Dataset records —
----
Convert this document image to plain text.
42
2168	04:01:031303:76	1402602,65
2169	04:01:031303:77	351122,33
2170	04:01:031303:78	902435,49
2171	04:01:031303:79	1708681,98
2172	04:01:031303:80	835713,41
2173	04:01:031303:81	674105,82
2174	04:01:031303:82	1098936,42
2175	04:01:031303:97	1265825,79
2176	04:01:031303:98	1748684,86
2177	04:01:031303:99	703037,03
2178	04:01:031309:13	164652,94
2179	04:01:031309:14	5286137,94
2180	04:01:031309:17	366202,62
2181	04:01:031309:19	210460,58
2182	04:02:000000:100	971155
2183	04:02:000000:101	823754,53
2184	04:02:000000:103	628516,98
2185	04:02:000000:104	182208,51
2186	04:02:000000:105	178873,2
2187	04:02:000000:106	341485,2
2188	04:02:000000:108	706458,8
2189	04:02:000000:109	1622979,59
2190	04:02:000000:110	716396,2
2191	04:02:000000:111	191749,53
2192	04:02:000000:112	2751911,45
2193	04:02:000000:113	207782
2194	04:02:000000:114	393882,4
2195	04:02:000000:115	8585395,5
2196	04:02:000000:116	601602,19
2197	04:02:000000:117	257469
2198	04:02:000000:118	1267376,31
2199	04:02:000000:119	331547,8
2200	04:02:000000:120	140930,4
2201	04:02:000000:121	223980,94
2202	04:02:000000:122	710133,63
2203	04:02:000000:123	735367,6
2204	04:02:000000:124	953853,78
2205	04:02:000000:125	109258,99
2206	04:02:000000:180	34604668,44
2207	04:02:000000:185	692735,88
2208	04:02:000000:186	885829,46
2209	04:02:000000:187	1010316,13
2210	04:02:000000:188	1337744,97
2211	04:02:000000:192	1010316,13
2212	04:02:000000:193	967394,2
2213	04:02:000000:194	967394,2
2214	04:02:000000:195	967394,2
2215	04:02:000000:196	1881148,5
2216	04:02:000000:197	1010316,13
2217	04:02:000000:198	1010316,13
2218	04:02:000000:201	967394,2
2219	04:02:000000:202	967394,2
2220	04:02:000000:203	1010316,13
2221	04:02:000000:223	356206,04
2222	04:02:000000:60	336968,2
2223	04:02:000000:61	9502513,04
----
WHAT YOU ARE ASKED TO DO —
Repeat the data verbatim.

TASK OUTPUT —
Convert this document image to plain text.
42
2168	04:01:031303:76	1402602,65
2169	04:01:031303:77	351122,33
2170	04:01:031303:78	902435,49
2171	04:01:031303:79	1708681,98
2172	04:01:031303:80	835713,41
2173	04:01:031303:81	674105,82
2174	04:01:031303:82	1098936,42
2175	04:01:031303:97	1265825,79
2176	04:01:031303:98	1748684,86
2177	04:01:031303:99	703037,03
2178	04:01:031309:13	164652,94
2179	04:01:031309:14	5286137,94
2180	04:01:031309:17	366202,62
2181	04:01:031309:19	210460,58
2182	04:02:000000:100	971155
2183	04:02:000000:101	823754,53
2184	04:02:000000:103	628516,98
2185	04:02:000000:104	182208,51
2186	04:02:000000:105	178873,2
2187	04:02:000000:106	341485,2
2188	04:02:000000:108	706458,8
2189	04:02:000000:109	1622979,59
2190	04:02:000000:110	716396,2
2191	04:02:000000:111	191749,53
2192	04:02:000000:112	2751911,45
2193	04:02:000000:113	207782
2194	04:02:000000:114	393882,4
2195	04:02:000000:115	8585395,5
2196	04:02:000000:116	601602,19
2197	04:02:000000:117	257469
2198	04:02:000000:118	1267376,31
2199	04:02:000000:119	331547,8
2200	04:02:000000:120	140930,4
2201	04:02:000000:121	223980,94
2202	04:02:000000:122	710133,63
2203	04:02:000000:123	735367,6
2204	04:02:000000:124	953853,78
2205	04:02:000000:125	109258,99
2206	04:02:000000:180	34604668,44
2207	04:02:000000:185	692735,88
2208	04:02:000000:186	885829,46
2209	04:02:000000:187	1010316,13
2210	04:02:000000:188	1337744,97
2211	04:02:000000:192	1010316,13
2212	04:02:000000:193	967394,2
2213	04:02:000000:194	967394,2
2214	04:02:000000:195	967394,2
2215	04:02:000000:196	1881148,5
2216	04:02:000000:197	1010316,13
2217	04:02:000000:198	1010316,13
2218	04:02:000000:201	967394,2
2219	04:02:000000:202	967394,2
2220	04:02:000000:203	1010316,13
2221	04:02:000000:223	356206,04
2222	04:02:000000:60	336968,2
2223	04:02:000000:61	9502513,04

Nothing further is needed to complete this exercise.